The management fee, meaning compensation for the fund’s managers and other costs associated with handling the fund’s assets, is one piece of the expense ratio of a fund. Some mutual funds also charge a 12b-1 fee. The money from this fee goes toward advertising and promoting the fund to investors and is also included in the mutual fund’s overall expense ratio.
Loads, fees that you pay when buying or selling shares, redemption fees, and some other costs are not included in the expense ratio. For example, a fund may have a 1% expense ratio and a 4% upfront load. That means you pay a 4% fee when buying shares and 1% of your invested assets each year.
Passive and Active Funds
Mutual funds and ETFs can be broken down into two broad categories: passively managed funds and actively managed funds.
Passively managed funds are those that don’t involve a lot of day-to-day changes or adjustments. Instead, they tend to focus on tracking a specific index.
👉 For Example
Actively managed funds are those where the managers attempt to beat the market by finding undervalued stocks and those that are expected to rise significantly in value. These funds often employ teams of analysts and researchers and make more frequent trades.

Recorded data:
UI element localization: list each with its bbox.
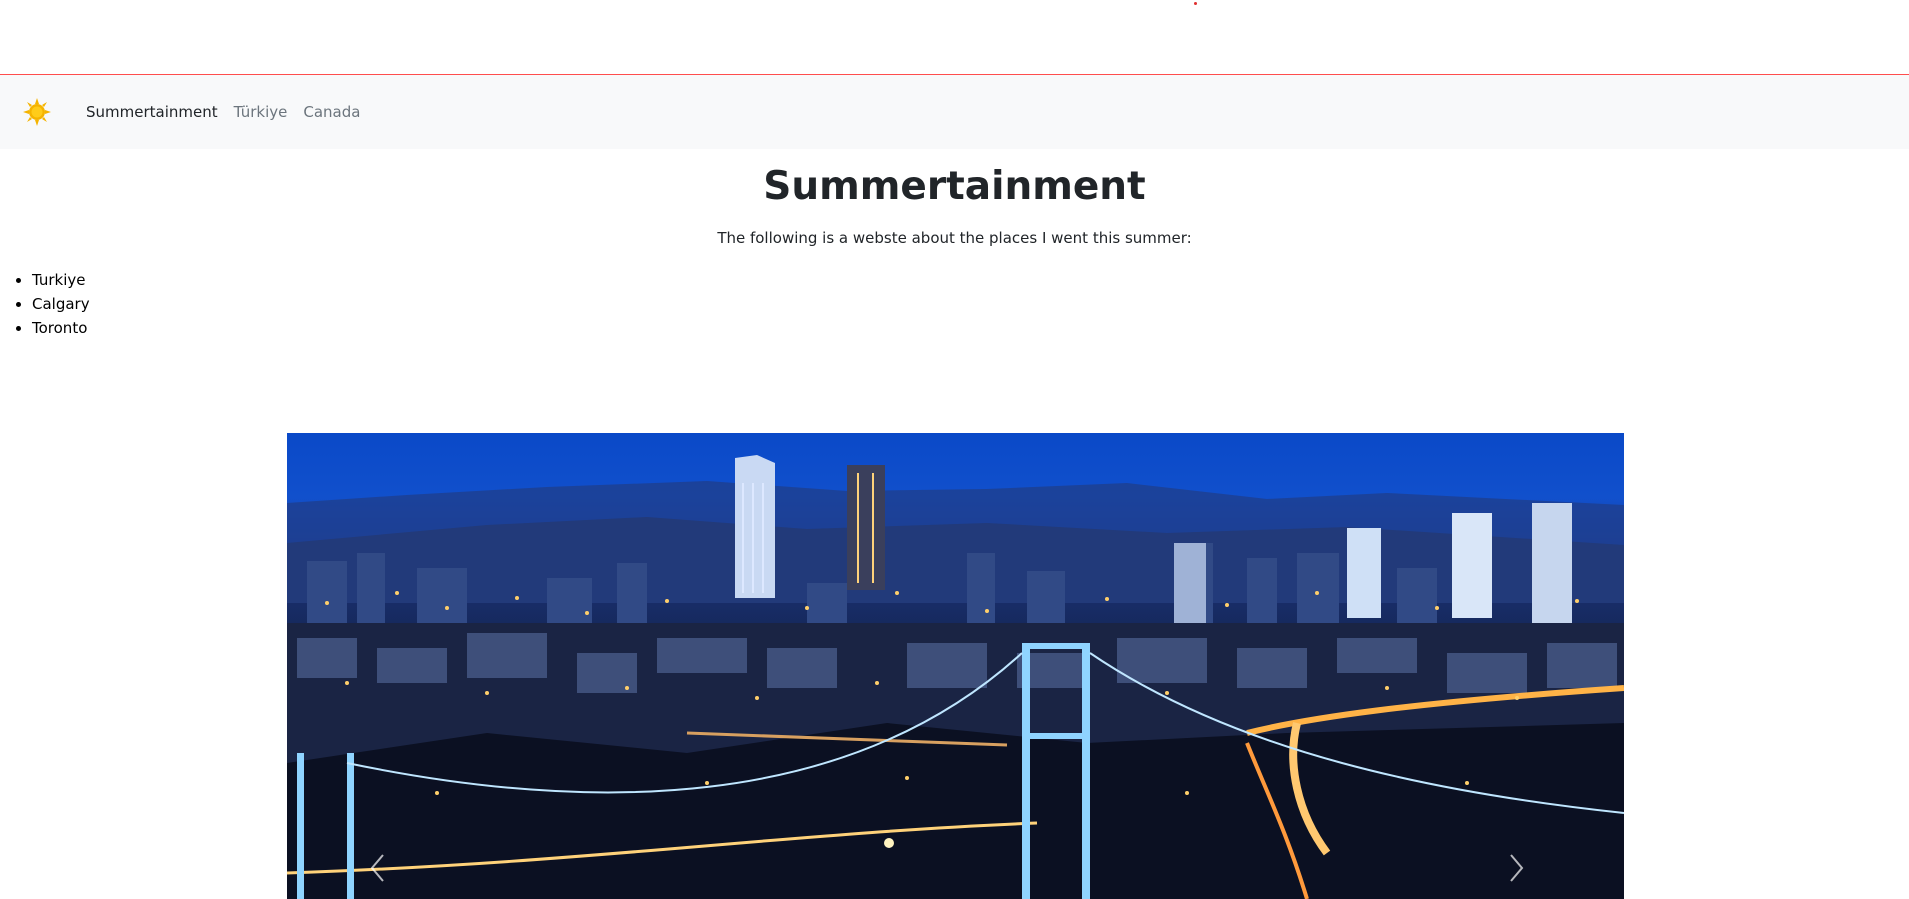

Goal 1: List every kind of fee named in the passage on fund fees and fund management, counting loads as one kind.
Goal 2:
According to the passage on fund fees and fund management, is each statement true? Answer yes or no and quote the deciding words.
(a) The 12b-1 fee is part of a mutual fund's overall expense ratio.
(b) Redemption fees are included in the expense ratio.
(c) Passively managed funds make many day-to-day changes.
Goal 3: Continue the passage on fund fees and fund management from its last sentence.

Final answer 1:
- Management fee
- 12b-1 fee
- Loads
- Redemption fees

Final answer 2:
(a) Yes: "is also included in the mutual fund’s overall expense ratio"
(b) No: "Loads, fees that you pay when buying or selling shares, redemption fees, and some other costs are not included in the expense ratio."
(c) No: "Passively managed funds are those that don’t involve a lot of day-to-day changes or adjustments."

Final answer 3:
Because they require more research and analysis, actively managed mutual funds tend to have much higher expense ratios than passively managed funds. In 2020, the average actively managed fund has an expense ratio of 0.62% compared to 0.12% for a passively managed fund.
When comparing funds, it’s important to know whether they use an active or passive strategy to understand where the expense ratio is coming from.
Why It Matters
Expense ratios are incredibly important for investors to understand. Fees play a big role in overall returns, and even a small difference in fees can have a massive impact in the long run.
👉 For Example
Let’s use the average expense ratios for active and passive funds. Imagine that you want to save for retirement and start investing $5,000 each year starting at age 25. You plan to start drawing from your savings at age 65, giving your investments 40 years to grow.
If you invest in a passively managed fund that returns 10% before fees each year and charges an expense ratio of 0.12%, you will wind up with $2,570,248.54, having paid $90,306.79 in fees overall.
If you invest in an actively managed fund producing the same returns before fees but charging 0.62%, you will retire with $2,227,052.44, having paid $433,502.89. The higher expense ratio would cost you about $343,000 over the 40 years you spent investing.
Even a .1% difference in expense ratio in this scenario would cost about $70,000, nearly $2,000 per year.
This is why keeping an eye on expense ratios is so important. Small differences can compound into major differences in long-term returns. For a higher-cost fund to be worth investing in, it must consistently outperform a lower-cost fund.
Finding funds that outperform can be quite difficult. Only about a quarter of actively managed funds manage to beat the S&P 500 index over the course of a decade, and funds that can repeat that feat consistently are even rarer.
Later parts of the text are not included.